(Entries taken from a collection)
# # # #

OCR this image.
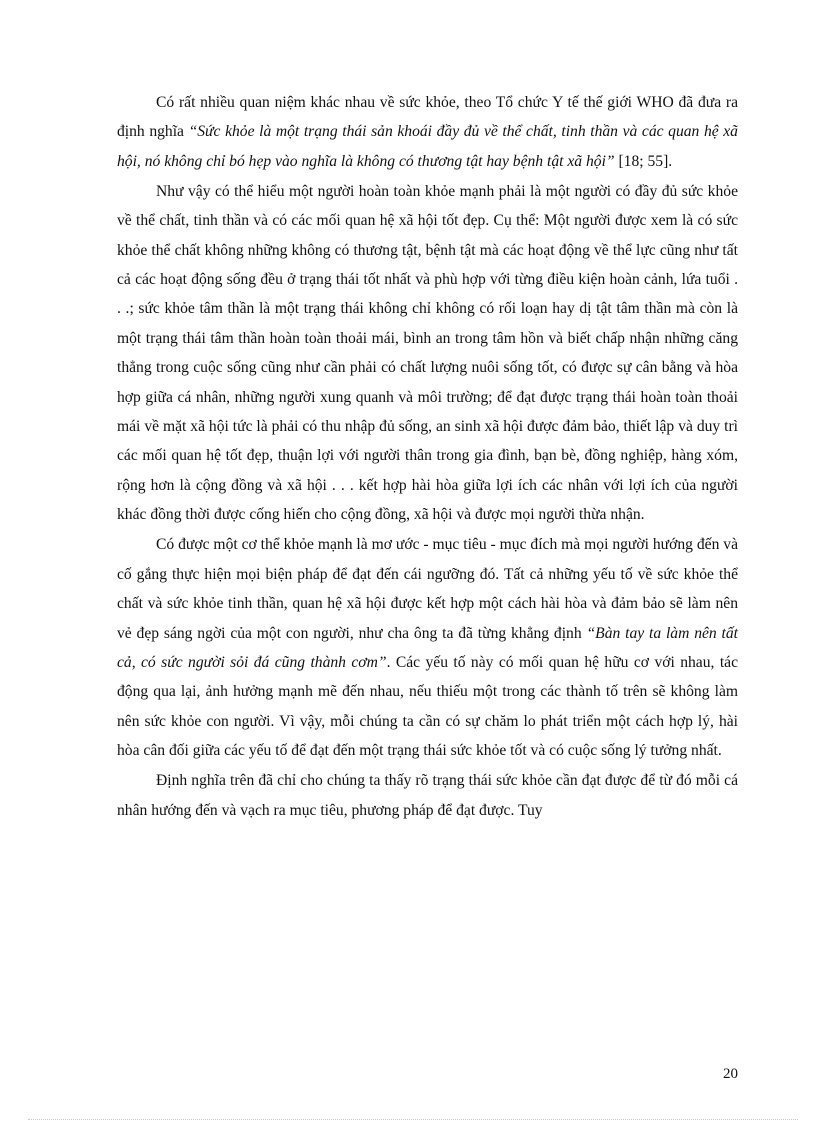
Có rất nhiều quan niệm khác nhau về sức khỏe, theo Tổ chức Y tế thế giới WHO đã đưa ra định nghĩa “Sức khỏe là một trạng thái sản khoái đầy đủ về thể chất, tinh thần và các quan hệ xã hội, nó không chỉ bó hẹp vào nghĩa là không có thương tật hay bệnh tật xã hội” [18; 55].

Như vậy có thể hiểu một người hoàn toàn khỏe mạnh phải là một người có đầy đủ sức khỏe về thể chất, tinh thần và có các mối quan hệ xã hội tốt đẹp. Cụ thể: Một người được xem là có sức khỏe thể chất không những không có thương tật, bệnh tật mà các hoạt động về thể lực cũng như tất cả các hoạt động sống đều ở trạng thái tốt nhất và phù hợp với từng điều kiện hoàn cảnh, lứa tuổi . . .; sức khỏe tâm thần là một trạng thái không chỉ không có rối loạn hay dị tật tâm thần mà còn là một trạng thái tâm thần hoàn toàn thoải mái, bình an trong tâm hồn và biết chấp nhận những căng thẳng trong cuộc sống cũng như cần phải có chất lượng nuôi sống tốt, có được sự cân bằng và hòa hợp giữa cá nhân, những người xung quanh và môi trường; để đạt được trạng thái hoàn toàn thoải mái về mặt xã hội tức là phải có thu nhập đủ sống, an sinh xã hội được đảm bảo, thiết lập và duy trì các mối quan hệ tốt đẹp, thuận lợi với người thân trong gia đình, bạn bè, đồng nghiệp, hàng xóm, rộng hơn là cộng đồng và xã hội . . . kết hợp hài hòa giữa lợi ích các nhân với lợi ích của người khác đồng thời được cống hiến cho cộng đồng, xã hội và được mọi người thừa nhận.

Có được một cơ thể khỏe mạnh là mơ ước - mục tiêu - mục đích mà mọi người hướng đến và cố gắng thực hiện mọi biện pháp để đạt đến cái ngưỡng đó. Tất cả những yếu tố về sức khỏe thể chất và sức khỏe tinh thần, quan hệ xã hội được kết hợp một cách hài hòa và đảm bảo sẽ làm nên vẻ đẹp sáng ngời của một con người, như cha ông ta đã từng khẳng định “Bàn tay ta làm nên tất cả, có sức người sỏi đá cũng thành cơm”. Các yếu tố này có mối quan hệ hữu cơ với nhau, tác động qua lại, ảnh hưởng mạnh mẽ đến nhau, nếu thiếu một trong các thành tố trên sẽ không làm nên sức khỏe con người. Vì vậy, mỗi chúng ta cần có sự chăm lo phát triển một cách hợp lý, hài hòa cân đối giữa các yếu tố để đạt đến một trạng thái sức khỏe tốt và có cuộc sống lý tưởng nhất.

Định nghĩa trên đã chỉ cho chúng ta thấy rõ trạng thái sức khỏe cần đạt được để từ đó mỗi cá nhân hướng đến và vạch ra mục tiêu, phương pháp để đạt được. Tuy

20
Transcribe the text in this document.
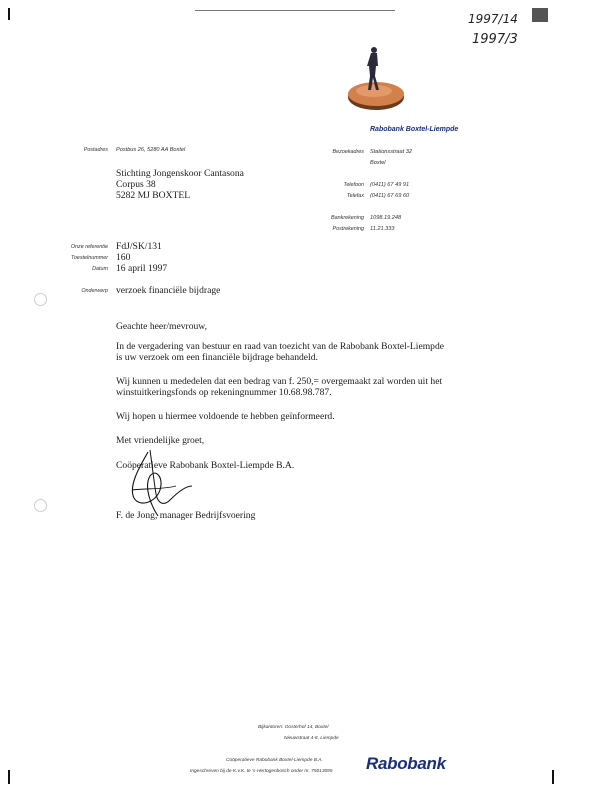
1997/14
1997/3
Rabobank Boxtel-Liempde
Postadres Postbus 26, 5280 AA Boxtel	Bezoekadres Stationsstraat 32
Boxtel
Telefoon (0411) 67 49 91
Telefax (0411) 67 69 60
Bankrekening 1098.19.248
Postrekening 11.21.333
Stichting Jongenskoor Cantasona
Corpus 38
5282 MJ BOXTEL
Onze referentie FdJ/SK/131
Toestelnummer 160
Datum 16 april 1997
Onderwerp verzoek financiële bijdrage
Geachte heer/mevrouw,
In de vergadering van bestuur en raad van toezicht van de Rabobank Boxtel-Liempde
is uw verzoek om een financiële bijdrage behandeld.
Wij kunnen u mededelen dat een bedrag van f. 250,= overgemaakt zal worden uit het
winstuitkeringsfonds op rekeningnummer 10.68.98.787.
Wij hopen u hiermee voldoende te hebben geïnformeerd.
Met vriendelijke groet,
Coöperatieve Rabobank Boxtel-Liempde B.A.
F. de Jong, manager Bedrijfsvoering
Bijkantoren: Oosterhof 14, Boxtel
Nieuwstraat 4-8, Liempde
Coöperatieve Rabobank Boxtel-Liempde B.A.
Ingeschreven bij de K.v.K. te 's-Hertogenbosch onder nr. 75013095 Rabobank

# # # #

● **BRIEF**:
Reproduce, word for word, every line from the one that contains "Transcribe the text in this document." to the end of the data, including both ends; omit all pictures.

● **TASK RESPONSE**:
Transcribe the text in this document.
1997/14
1997/3
Rabobank Boxtel-Liempde
Postadres Postbus 26, 5280 AA Boxtel	Bezoekadres Stationsstraat 32
Boxtel
Telefoon (0411) 67 49 91
Telefax (0411) 67 69 60
Bankrekening 1098.19.248
Postrekening 11.21.333
Stichting Jongenskoor Cantasona
Corpus 38
5282 MJ BOXTEL
Onze referentie FdJ/SK/131
Toestelnummer 160
Datum 16 april 1997
Onderwerp verzoek financiële bijdrage
Geachte heer/mevrouw,
In de vergadering van bestuur en raad van toezicht van de Rabobank Boxtel-Liempde
is uw verzoek om een financiële bijdrage behandeld.
Wij kunnen u mededelen dat een bedrag van f. 250,= overgemaakt zal worden uit het
winstuitkeringsfonds op rekeningnummer 10.68.98.787.
Wij hopen u hiermee voldoende te hebben geïnformeerd.
Met vriendelijke groet,
Coöperatieve Rabobank Boxtel-Liempde B.A.
F. de Jong, manager Bedrijfsvoering
Bijkantoren: Oosterhof 14, Boxtel
Nieuwstraat 4-8, Liempde
Coöperatieve Rabobank Boxtel-Liempde B.A.
Ingeschreven bij de K.v.K. te 's-Hertogenbosch onder nr. 75013095 Rabobank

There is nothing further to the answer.